**Your objective**
Every entry should be returned exactly. Omit none of them.

Material for this exercise START

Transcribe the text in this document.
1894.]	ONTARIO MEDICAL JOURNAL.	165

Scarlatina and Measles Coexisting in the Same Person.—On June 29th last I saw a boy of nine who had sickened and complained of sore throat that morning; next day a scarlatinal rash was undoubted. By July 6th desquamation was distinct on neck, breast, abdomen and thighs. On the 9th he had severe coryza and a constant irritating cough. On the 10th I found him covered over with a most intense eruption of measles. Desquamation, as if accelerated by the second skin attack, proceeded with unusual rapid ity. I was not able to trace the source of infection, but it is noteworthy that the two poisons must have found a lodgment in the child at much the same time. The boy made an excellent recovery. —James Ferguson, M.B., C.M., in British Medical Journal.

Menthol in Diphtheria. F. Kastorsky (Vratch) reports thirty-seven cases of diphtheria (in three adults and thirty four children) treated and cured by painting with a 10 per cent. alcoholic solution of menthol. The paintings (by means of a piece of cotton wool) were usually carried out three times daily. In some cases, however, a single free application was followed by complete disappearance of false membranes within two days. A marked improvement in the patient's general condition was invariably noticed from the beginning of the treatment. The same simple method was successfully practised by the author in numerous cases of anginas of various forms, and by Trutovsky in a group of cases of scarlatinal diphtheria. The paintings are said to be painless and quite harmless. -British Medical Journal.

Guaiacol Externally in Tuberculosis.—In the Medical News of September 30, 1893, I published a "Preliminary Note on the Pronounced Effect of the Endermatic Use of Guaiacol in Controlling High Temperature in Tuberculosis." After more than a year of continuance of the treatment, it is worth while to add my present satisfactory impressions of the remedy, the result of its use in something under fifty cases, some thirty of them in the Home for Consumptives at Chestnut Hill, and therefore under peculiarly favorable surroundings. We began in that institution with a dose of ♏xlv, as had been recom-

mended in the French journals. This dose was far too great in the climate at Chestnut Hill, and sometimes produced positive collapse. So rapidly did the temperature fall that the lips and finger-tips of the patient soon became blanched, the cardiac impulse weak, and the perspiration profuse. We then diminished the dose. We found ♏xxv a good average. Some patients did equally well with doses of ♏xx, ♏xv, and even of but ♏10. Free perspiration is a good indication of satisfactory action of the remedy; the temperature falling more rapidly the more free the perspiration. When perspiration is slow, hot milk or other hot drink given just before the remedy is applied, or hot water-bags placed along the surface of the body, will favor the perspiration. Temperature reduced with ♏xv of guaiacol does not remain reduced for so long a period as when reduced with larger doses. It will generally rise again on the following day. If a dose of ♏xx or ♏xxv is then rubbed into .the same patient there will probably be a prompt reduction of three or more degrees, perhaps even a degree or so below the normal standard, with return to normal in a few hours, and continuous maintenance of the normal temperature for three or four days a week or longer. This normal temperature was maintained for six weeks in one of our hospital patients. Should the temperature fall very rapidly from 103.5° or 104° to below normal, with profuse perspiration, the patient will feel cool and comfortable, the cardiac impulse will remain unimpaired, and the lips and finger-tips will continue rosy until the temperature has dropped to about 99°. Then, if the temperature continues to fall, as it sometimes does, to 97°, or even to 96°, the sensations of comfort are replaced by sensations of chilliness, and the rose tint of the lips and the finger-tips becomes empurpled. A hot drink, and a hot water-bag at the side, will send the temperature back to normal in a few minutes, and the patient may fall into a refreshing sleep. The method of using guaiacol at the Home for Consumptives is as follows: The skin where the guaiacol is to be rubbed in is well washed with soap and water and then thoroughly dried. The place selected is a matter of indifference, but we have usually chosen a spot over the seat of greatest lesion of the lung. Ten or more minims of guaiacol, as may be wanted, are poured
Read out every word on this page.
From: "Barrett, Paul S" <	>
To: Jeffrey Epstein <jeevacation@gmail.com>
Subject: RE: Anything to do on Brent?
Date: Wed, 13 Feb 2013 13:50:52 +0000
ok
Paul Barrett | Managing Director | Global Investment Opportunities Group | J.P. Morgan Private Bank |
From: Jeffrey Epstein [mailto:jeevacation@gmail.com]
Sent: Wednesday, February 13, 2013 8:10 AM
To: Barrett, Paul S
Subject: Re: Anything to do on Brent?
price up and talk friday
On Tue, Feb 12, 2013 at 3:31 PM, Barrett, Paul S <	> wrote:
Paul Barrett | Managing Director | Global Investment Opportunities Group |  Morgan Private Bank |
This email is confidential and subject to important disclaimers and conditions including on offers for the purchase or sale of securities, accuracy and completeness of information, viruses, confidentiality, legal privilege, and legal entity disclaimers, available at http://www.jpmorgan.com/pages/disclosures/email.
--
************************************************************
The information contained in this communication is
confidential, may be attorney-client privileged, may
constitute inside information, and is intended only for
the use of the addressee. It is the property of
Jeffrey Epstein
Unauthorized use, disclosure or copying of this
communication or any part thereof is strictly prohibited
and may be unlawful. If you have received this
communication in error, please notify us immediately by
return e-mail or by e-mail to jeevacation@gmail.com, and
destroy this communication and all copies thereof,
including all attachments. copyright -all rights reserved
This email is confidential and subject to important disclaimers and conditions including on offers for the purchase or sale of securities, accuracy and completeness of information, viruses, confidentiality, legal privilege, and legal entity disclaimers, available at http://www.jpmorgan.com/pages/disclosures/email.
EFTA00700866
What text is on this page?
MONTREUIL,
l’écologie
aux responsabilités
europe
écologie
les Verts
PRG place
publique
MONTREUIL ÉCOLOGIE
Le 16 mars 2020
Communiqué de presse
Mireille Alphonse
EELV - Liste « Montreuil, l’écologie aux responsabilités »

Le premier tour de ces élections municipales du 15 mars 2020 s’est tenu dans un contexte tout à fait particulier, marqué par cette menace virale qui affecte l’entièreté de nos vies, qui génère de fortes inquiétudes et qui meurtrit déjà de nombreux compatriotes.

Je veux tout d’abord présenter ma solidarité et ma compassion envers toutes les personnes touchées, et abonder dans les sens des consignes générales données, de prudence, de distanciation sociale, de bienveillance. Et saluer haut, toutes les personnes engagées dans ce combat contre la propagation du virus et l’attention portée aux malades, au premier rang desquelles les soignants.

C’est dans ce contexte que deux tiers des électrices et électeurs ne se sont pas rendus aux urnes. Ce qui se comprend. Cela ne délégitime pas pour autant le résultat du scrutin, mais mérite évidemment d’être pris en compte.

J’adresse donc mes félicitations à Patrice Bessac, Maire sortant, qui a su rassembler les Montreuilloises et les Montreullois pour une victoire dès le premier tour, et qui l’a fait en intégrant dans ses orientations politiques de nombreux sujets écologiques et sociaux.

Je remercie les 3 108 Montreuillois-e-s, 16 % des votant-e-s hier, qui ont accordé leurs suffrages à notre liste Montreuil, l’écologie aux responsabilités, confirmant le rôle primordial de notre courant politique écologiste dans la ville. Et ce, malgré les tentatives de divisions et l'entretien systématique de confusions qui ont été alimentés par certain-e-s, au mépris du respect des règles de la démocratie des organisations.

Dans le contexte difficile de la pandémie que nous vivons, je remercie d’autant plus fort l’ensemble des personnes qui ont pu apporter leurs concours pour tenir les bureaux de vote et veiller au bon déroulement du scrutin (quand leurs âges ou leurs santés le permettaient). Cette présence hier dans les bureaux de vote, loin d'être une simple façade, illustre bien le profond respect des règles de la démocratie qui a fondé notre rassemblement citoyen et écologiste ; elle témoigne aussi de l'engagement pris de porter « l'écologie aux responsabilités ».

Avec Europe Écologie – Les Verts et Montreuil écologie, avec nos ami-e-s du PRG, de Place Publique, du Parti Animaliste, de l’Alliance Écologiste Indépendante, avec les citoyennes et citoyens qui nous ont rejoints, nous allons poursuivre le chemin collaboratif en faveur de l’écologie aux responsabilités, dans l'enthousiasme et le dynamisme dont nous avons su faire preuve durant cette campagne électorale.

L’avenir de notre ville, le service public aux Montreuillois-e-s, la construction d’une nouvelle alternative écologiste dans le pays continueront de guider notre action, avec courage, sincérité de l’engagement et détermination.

Material for this exercise END

**Final answer**
Transcribe the text in this document.
1894.]	ONTARIO MEDICAL JOURNAL.	165

Scarlatina and Measles Coexisting in the Same Person.—On June 29th last I saw a boy of nine who had sickened and complained of sore throat that morning; next day a scarlatinal rash was undoubted. By July 6th desquamation was distinct on neck, breast, abdomen and thighs. On the 9th he had severe coryza and a constant irritating cough. On the 10th I found him covered over with a most intense eruption of measles. Desquamation, as if accelerated by the second skin attack, proceeded with unusual rapid ity. I was not able to trace the source of infection, but it is noteworthy that the two poisons must have found a lodgment in the child at much the same time. The boy made an excellent recovery. —James Ferguson, M.B., C.M., in British Medical Journal.

Menthol in Diphtheria. F. Kastorsky (Vratch) reports thirty-seven cases of diphtheria (in three adults and thirty four children) treated and cured by painting with a 10 per cent. alcoholic solution of menthol. The paintings (by means of a piece of cotton wool) were usually carried out three times daily. In some cases, however, a single free application was followed by complete disappearance of false membranes within two days. A marked improvement in the patient's general condition was invariably noticed from the beginning of the treatment. The same simple method was successfully practised by the author in numerous cases of anginas of various forms, and by Trutovsky in a group of cases of scarlatinal diphtheria. The paintings are said to be painless and quite harmless. -British Medical Journal.

Guaiacol Externally in Tuberculosis.—In the Medical News of September 30, 1893, I published a "Preliminary Note on the Pronounced Effect of the Endermatic Use of Guaiacol in Controlling High Temperature in Tuberculosis." After more than a year of continuance of the treatment, it is worth while to add my present satisfactory impressions of the remedy, the result of its use in something under fifty cases, some thirty of them in the Home for Consumptives at Chestnut Hill, and therefore under peculiarly favorable surroundings. We began in that institution with a dose of ♏xlv, as had been recom-

mended in the French journals. This dose was far too great in the climate at Chestnut Hill, and sometimes produced positive collapse. So rapidly did the temperature fall that the lips and finger-tips of the patient soon became blanched, the cardiac impulse weak, and the perspiration profuse. We then diminished the dose. We found ♏xxv a good average. Some patients did equally well with doses of ♏xx, ♏xv, and even of but ♏10. Free perspiration is a good indication of satisfactory action of the remedy; the temperature falling more rapidly the more free the perspiration. When perspiration is slow, hot milk or other hot drink given just before the remedy is applied, or hot water-bags placed along the surface of the body, will favor the perspiration. Temperature reduced with ♏xv of guaiacol does not remain reduced for so long a period as when reduced with larger doses. It will generally rise again on the following day. If a dose of ♏xx or ♏xxv is then rubbed into .the same patient there will probably be a prompt reduction of three or more degrees, perhaps even a degree or so below the normal standard, with return to normal in a few hours, and continuous maintenance of the normal temperature for three or four days a week or longer. This normal temperature was maintained for six weeks in one of our hospital patients. Should the temperature fall very rapidly from 103.5° or 104° to below normal, with profuse perspiration, the patient will feel cool and comfortable, the cardiac impulse will remain unimpaired, and the lips and finger-tips will continue rosy until the temperature has dropped to about 99°. Then, if the temperature continues to fall, as it sometimes does, to 97°, or even to 96°, the sensations of comfort are replaced by sensations of chilliness, and the rose tint of the lips and the finger-tips becomes empurpled. A hot drink, and a hot water-bag at the side, will send the temperature back to normal in a few minutes, and the patient may fall into a refreshing sleep. The method of using guaiacol at the Home for Consumptives is as follows: The skin where the guaiacol is to be rubbed in is well washed with soap and water and then thoroughly dried. The place selected is a matter of indifference, but we have usually chosen a spot over the seat of greatest lesion of the lung. Ten or more minims of guaiacol, as may be wanted, are poured
Read out every word on this page.
From: "Barrett, Paul S" <	>
To: Jeffrey Epstein <jeevacation@gmail.com>
Subject: RE: Anything to do on Brent?
Date: Wed, 13 Feb 2013 13:50:52 +0000
ok
Paul Barrett | Managing Director | Global Investment Opportunities Group | J.P. Morgan Private Bank |
From: Jeffrey Epstein [mailto:jeevacation@gmail.com]
Sent: Wednesday, February 13, 2013 8:10 AM
To: Barrett, Paul S
Subject: Re: Anything to do on Brent?
price up and talk friday
On Tue, Feb 12, 2013 at 3:31 PM, Barrett, Paul S <	> wrote:
Paul Barrett | Managing Director | Global Investment Opportunities Group |  Morgan Private Bank |
This email is confidential and subject to important disclaimers and conditions including on offers for the purchase or sale of securities, accuracy and completeness of information, viruses, confidentiality, legal privilege, and legal entity disclaimers, available at http://www.jpmorgan.com/pages/disclosures/email.
--
************************************************************
The information contained in this communication is
confidential, may be attorney-client privileged, may
constitute inside information, and is intended only for
the use of the addressee. It is the property of
Jeffrey Epstein
Unauthorized use, disclosure or copying of this
communication or any part thereof is strictly prohibited
and may be unlawful. If you have received this
communication in error, please notify us immediately by
return e-mail or by e-mail to jeevacation@gmail.com, and
destroy this communication and all copies thereof,
including all attachments. copyright -all rights reserved
This email is confidential and subject to important disclaimers and conditions including on offers for the purchase or sale of securities, accuracy and completeness of information, viruses, confidentiality, legal privilege, and legal entity disclaimers, available at http://www.jpmorgan.com/pages/disclosures/email.
EFTA00700866
What text is on this page?
MONTREUIL,
l’écologie
aux responsabilités
europe
écologie
les Verts
PRG place
publique
MONTREUIL ÉCOLOGIE
Le 16 mars 2020
Communiqué de presse
Mireille Alphonse
EELV - Liste « Montreuil, l’écologie aux responsabilités »

Le premier tour de ces élections municipales du 15 mars 2020 s’est tenu dans un contexte tout à fait particulier, marqué par cette menace virale qui affecte l’entièreté de nos vies, qui génère de fortes inquiétudes et qui meurtrit déjà de nombreux compatriotes.

Je veux tout d’abord présenter ma solidarité et ma compassion envers toutes les personnes touchées, et abonder dans les sens des consignes générales données, de prudence, de distanciation sociale, de bienveillance. Et saluer haut, toutes les personnes engagées dans ce combat contre la propagation du virus et l’attention portée aux malades, au premier rang desquelles les soignants.

C’est dans ce contexte que deux tiers des électrices et électeurs ne se sont pas rendus aux urnes. Ce qui se comprend. Cela ne délégitime pas pour autant le résultat du scrutin, mais mérite évidemment d’être pris en compte.

J’adresse donc mes félicitations à Patrice Bessac, Maire sortant, qui a su rassembler les Montreuilloises et les Montreullois pour une victoire dès le premier tour, et qui l’a fait en intégrant dans ses orientations politiques de nombreux sujets écologiques et sociaux.

Je remercie les 3 108 Montreuillois-e-s, 16 % des votant-e-s hier, qui ont accordé leurs suffrages à notre liste Montreuil, l’écologie aux responsabilités, confirmant le rôle primordial de notre courant politique écologiste dans la ville. Et ce, malgré les tentatives de divisions et l'entretien systématique de confusions qui ont été alimentés par certain-e-s, au mépris du respect des règles de la démocratie des organisations.

Dans le contexte difficile de la pandémie que nous vivons, je remercie d’autant plus fort l’ensemble des personnes qui ont pu apporter leurs concours pour tenir les bureaux de vote et veiller au bon déroulement du scrutin (quand leurs âges ou leurs santés le permettaient). Cette présence hier dans les bureaux de vote, loin d'être une simple façade, illustre bien le profond respect des règles de la démocratie qui a fondé notre rassemblement citoyen et écologiste ; elle témoigne aussi de l'engagement pris de porter « l'écologie aux responsabilités ».

Avec Europe Écologie – Les Verts et Montreuil écologie, avec nos ami-e-s du PRG, de Place Publique, du Parti Animaliste, de l’Alliance Écologiste Indépendante, avec les citoyennes et citoyens qui nous ont rejoints, nous allons poursuivre le chemin collaboratif en faveur de l’écologie aux responsabilités, dans l'enthousiasme et le dynamisme dont nous avons su faire preuve durant cette campagne électorale.

L’avenir de notre ville, le service public aux Montreuillois-e-s, la construction d’une nouvelle alternative écologiste dans le pays continueront de guider notre action, avec courage, sincérité de l’engagement et détermination.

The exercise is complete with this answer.